[Stored data]
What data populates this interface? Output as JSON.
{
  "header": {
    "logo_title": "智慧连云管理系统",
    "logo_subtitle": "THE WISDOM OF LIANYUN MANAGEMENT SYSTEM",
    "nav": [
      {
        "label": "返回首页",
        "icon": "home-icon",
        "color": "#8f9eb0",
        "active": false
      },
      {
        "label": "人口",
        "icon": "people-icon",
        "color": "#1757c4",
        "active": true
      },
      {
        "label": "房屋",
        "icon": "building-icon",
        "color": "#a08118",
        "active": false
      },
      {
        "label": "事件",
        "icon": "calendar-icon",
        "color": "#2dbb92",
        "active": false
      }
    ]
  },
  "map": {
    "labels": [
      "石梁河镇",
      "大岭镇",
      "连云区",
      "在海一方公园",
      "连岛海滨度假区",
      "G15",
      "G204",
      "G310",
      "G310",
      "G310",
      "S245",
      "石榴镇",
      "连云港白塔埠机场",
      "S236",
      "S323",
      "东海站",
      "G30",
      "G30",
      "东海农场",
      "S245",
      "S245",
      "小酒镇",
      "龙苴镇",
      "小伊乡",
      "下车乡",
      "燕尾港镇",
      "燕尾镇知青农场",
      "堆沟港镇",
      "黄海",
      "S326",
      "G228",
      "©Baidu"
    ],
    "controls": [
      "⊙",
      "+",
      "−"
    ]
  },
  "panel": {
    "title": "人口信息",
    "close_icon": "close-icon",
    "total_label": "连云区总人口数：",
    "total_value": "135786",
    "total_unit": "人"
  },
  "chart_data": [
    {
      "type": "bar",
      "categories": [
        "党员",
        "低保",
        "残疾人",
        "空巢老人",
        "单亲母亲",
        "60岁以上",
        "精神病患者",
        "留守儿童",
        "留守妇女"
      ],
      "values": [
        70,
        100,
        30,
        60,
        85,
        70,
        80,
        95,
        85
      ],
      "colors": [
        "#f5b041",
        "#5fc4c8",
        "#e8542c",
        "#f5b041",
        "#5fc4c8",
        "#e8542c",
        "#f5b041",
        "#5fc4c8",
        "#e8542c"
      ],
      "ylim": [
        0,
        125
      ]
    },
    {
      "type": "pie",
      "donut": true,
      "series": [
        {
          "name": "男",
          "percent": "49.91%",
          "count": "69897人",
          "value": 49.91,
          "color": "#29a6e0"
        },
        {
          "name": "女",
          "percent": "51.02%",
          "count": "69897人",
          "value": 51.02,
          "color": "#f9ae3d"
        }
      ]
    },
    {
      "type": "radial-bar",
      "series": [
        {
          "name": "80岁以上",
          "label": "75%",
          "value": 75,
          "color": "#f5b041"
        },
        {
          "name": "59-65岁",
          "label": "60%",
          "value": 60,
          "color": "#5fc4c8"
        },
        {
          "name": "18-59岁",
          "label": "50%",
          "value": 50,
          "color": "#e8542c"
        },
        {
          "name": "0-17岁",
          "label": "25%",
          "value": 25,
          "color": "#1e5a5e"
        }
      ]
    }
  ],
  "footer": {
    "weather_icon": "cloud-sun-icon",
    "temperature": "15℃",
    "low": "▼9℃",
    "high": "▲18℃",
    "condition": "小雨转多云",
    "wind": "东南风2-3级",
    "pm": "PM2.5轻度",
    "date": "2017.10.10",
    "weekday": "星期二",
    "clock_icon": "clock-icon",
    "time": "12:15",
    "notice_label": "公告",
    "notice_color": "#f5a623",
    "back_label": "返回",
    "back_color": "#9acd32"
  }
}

==

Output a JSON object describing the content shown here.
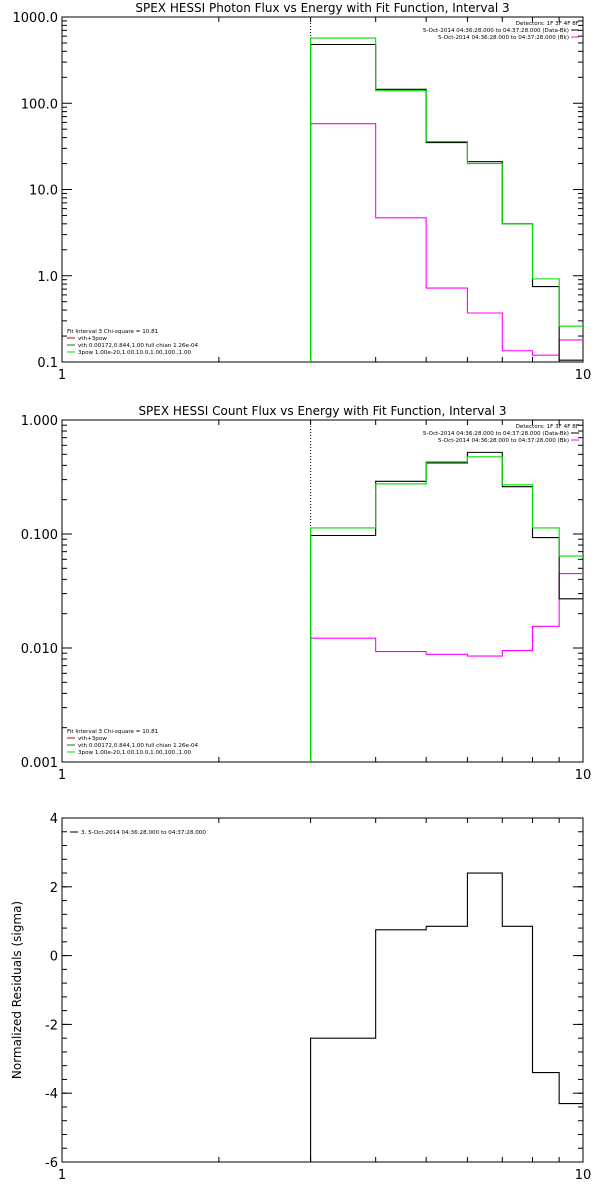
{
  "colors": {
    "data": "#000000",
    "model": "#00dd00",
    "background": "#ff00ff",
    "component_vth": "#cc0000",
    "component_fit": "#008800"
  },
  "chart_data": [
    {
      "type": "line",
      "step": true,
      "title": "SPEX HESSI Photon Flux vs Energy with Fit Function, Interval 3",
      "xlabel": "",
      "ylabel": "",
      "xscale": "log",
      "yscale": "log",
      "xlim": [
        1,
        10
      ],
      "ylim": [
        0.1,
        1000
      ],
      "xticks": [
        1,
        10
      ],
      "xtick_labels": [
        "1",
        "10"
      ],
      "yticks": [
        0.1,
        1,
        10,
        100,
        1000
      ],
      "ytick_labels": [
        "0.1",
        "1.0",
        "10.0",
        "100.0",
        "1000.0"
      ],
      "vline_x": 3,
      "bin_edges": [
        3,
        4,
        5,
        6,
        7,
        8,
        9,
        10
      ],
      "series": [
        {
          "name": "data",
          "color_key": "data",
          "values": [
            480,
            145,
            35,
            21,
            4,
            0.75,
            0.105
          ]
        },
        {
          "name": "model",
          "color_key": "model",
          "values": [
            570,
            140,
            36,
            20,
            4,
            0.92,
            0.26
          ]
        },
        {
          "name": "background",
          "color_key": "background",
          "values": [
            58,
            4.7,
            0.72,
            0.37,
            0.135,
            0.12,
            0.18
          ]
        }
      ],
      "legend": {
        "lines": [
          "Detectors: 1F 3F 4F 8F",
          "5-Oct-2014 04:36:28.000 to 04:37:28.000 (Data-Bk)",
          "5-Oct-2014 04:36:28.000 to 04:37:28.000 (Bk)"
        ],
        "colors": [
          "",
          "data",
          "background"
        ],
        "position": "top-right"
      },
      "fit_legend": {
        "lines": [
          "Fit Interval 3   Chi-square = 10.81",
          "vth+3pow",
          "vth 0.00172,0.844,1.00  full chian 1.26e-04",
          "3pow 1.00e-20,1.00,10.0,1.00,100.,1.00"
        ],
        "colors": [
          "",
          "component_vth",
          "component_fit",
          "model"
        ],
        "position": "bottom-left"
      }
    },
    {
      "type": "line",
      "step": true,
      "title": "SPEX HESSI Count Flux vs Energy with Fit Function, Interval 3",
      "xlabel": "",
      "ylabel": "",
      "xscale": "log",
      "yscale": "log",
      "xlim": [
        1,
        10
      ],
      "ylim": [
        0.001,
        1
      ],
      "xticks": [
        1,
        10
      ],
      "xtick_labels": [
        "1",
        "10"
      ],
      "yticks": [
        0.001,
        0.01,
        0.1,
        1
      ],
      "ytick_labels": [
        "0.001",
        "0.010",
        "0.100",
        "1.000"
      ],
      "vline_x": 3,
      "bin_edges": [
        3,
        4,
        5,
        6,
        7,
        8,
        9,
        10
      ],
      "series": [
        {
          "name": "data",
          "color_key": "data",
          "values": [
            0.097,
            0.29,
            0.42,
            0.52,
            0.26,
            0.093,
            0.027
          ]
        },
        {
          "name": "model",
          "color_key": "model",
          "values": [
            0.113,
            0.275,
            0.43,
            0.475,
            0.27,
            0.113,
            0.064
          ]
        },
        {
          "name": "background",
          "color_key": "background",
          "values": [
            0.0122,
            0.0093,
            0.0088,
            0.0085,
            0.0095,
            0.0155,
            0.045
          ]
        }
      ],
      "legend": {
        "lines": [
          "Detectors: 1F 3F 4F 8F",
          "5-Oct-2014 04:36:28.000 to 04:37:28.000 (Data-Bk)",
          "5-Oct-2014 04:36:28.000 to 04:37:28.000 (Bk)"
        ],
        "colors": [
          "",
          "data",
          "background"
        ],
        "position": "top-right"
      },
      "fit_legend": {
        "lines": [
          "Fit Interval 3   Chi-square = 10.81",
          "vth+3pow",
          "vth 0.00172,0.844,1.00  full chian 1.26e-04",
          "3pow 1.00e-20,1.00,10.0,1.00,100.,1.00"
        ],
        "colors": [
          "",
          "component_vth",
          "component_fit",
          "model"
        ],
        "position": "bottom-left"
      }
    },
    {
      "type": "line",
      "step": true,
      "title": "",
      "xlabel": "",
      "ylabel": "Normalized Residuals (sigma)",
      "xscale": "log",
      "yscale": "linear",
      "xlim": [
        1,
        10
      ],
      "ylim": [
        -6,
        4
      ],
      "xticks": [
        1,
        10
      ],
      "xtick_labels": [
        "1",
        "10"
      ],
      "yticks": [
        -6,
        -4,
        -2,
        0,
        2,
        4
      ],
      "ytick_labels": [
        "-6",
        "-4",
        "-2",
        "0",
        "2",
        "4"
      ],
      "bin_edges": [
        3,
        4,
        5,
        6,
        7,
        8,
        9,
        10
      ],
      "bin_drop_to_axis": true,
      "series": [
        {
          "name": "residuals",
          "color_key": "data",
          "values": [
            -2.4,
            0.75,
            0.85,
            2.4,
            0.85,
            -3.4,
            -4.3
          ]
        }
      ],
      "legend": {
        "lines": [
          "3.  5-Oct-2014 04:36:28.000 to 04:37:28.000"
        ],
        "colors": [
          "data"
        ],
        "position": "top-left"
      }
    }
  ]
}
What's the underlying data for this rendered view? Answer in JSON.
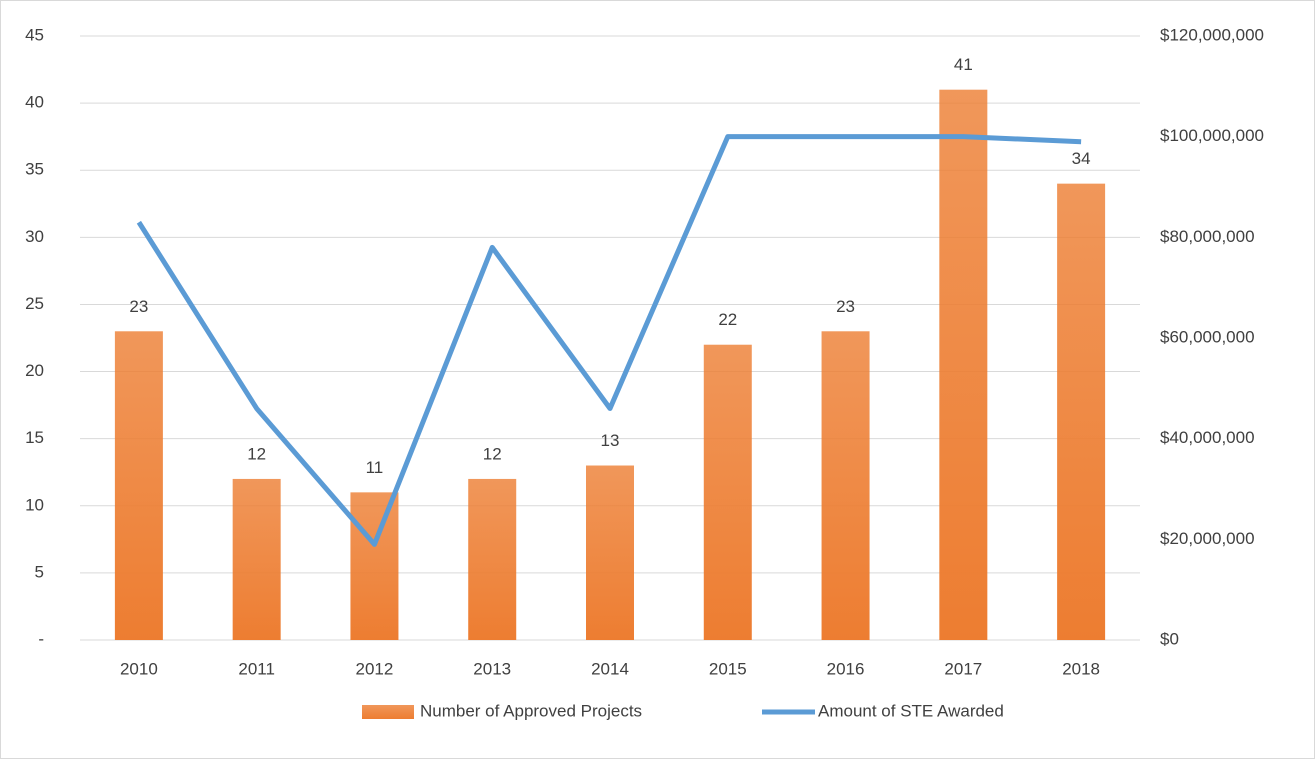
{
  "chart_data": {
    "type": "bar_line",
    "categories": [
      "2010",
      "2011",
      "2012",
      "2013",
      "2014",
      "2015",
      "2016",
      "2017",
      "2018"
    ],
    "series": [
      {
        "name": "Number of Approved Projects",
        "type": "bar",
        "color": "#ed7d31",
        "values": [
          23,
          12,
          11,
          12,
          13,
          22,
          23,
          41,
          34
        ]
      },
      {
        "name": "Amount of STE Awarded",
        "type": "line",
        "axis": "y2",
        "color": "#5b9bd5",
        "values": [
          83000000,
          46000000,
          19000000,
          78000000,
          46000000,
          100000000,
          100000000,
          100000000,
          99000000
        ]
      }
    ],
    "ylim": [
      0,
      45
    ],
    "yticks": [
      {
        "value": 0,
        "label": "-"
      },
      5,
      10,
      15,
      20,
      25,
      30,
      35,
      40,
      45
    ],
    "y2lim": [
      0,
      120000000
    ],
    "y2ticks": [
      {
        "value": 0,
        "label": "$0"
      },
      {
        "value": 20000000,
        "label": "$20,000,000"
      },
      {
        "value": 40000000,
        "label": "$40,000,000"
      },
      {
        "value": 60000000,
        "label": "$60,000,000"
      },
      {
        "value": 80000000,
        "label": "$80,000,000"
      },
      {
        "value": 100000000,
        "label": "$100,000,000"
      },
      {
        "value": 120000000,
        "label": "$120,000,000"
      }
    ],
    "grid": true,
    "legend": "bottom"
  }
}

• What is asked: Which lines hold the string "Function"? List them all.

• Reply to the task:
      "title": "SPEX HESSI Photon Flux vs Energy with Fit Function, Interval 3",
      "title": "SPEX HESSI Count Flux vs Energy with Fit Function, Interval 3",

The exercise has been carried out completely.